→ Written problem
Look through the lines of the material and count those containing "rate". Give that count alone.

----------

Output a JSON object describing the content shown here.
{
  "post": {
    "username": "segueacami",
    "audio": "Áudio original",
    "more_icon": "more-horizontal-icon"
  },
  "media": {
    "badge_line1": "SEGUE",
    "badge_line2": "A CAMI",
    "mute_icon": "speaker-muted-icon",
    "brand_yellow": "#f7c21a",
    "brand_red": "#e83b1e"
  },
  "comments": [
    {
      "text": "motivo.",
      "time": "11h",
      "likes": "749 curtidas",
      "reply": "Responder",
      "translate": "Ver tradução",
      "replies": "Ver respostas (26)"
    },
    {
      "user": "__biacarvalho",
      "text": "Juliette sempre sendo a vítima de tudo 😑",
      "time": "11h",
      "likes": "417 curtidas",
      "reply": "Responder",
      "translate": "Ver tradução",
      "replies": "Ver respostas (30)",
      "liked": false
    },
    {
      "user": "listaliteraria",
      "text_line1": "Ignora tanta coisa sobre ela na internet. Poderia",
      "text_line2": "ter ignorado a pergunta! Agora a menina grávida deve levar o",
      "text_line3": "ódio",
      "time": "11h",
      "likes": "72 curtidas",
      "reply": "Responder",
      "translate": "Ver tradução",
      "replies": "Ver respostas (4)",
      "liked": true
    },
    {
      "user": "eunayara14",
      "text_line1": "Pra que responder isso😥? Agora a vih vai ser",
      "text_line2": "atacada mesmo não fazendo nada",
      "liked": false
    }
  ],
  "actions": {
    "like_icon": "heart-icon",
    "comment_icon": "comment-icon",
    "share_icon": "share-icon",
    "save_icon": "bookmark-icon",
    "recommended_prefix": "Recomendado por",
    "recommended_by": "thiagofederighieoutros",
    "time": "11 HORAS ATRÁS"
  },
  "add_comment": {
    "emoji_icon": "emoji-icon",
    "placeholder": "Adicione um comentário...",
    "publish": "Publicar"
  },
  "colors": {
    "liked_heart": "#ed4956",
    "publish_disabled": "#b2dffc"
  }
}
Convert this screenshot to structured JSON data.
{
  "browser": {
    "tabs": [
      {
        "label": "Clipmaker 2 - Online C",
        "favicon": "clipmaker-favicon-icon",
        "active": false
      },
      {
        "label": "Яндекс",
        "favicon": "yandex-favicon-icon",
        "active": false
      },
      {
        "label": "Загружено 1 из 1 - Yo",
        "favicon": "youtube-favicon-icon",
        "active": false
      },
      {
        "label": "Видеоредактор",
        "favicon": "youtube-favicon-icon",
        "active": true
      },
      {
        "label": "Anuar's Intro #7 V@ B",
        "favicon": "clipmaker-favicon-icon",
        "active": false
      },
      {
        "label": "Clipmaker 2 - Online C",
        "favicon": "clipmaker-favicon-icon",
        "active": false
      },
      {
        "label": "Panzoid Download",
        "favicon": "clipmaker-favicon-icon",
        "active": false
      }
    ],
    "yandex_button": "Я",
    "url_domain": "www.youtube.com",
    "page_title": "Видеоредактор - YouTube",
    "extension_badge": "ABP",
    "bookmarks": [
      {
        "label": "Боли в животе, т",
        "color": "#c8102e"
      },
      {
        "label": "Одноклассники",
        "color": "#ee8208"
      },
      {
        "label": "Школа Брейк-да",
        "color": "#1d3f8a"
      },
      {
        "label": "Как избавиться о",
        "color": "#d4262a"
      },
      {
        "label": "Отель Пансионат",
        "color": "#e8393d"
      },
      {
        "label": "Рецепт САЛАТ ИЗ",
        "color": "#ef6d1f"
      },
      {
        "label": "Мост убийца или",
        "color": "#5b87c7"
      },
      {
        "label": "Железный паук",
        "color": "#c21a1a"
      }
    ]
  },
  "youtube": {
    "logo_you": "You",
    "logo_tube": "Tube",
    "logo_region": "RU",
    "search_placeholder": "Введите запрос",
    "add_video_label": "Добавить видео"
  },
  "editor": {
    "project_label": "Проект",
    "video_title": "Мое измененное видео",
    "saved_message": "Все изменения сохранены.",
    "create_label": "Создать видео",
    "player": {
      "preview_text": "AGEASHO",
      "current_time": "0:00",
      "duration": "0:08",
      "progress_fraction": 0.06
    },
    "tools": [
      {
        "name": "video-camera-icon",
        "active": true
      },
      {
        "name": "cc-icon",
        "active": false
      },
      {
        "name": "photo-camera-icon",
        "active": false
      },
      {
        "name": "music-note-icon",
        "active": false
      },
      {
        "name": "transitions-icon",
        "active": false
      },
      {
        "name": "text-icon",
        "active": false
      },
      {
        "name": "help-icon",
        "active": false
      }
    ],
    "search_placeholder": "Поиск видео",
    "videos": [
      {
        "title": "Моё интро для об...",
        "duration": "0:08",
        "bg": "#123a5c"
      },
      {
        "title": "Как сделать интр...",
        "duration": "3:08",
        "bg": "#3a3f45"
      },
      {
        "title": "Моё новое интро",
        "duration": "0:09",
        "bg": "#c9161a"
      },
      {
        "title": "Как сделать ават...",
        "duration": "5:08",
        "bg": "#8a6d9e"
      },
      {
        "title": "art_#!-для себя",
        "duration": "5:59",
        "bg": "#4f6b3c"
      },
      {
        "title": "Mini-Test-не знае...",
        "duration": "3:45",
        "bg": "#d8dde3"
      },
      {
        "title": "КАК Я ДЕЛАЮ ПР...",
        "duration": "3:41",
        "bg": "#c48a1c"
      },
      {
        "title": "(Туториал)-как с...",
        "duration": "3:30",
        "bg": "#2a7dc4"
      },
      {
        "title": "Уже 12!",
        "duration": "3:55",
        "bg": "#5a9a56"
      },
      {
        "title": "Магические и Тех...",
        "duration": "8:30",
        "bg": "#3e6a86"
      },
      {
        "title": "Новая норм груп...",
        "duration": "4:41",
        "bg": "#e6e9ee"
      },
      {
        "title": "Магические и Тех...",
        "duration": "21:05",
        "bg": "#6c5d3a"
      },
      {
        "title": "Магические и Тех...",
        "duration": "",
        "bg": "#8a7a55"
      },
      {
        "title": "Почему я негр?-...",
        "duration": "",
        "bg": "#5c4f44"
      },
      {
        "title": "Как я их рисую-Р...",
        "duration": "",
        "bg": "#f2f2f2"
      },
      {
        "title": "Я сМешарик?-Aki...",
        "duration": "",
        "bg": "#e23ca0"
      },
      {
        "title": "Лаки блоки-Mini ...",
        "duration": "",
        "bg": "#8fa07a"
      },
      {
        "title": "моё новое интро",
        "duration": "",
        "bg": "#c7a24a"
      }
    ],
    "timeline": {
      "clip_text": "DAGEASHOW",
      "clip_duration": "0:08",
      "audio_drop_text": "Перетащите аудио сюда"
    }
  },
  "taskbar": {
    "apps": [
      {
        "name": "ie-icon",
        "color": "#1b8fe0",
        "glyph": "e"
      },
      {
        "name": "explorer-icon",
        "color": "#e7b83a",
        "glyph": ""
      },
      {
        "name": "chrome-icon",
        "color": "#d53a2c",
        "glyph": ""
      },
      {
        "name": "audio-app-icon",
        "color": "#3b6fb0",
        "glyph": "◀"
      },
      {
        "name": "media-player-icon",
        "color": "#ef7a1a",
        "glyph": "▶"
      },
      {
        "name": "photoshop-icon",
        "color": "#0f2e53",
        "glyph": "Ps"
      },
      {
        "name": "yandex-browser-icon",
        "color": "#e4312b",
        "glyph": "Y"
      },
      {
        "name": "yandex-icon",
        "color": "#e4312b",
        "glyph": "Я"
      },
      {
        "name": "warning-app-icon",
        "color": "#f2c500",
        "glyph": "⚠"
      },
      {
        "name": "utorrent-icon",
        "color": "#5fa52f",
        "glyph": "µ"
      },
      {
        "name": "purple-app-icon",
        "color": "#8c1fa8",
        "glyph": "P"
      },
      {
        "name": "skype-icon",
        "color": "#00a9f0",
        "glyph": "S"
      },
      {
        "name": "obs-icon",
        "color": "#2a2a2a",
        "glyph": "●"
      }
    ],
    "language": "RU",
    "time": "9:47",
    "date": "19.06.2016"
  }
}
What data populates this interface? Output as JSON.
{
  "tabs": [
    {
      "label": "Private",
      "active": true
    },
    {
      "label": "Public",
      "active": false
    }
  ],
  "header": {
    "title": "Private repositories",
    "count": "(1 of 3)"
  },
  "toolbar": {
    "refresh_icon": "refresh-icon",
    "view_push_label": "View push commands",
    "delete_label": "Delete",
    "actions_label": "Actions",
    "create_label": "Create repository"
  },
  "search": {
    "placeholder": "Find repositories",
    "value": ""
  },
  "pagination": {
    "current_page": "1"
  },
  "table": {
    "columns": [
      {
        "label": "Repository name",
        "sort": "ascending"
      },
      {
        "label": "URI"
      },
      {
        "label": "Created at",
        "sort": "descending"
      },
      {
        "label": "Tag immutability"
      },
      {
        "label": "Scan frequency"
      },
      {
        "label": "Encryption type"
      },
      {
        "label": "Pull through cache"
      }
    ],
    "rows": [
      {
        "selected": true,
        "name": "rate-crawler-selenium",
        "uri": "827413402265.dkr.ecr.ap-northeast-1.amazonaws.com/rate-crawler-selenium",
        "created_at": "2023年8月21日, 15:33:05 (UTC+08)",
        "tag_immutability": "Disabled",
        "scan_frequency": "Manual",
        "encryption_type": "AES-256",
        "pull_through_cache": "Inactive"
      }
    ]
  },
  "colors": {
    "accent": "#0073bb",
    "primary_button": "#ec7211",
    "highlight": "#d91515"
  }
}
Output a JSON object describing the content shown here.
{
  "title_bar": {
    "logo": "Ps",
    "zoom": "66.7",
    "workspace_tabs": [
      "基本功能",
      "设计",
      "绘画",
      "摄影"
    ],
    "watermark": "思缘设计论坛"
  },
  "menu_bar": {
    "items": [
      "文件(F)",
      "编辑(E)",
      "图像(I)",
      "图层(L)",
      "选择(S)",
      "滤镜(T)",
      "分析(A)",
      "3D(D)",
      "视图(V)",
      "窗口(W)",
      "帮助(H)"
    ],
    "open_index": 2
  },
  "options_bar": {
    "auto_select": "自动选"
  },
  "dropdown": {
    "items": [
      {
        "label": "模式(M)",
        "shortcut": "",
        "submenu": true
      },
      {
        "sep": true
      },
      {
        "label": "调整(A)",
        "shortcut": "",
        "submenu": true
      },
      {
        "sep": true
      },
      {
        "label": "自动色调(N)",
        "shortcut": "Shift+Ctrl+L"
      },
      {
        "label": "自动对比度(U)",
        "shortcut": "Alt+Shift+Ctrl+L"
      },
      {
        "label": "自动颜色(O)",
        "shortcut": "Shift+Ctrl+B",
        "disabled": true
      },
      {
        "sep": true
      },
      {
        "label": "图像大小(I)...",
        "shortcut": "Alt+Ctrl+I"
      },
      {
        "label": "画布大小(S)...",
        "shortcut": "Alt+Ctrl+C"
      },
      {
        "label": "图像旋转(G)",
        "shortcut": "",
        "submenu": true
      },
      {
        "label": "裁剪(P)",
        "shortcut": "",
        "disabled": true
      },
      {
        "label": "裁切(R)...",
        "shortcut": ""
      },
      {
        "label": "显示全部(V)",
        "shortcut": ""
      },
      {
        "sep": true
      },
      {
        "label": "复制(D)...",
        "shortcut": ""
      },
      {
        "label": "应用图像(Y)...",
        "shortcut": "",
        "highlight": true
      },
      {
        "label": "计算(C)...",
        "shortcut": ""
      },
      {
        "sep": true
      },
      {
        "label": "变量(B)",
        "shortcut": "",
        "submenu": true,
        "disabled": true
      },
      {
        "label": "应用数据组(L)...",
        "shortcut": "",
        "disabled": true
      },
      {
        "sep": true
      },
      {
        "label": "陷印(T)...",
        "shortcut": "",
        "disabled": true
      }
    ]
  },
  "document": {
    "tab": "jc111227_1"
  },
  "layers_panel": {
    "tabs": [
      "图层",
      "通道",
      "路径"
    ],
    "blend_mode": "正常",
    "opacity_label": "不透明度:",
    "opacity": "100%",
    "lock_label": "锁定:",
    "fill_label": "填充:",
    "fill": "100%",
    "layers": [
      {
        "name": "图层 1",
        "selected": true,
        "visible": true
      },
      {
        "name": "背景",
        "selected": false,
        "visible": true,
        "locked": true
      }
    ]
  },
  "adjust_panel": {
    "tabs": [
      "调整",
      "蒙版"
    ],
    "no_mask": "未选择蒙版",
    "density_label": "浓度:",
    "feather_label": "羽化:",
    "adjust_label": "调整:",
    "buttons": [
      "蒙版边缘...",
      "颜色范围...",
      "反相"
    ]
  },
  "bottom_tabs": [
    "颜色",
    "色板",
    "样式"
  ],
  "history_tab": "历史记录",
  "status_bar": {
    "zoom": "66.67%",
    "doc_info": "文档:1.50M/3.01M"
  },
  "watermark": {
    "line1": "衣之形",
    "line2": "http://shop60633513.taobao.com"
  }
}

----------

→ Output for this task
2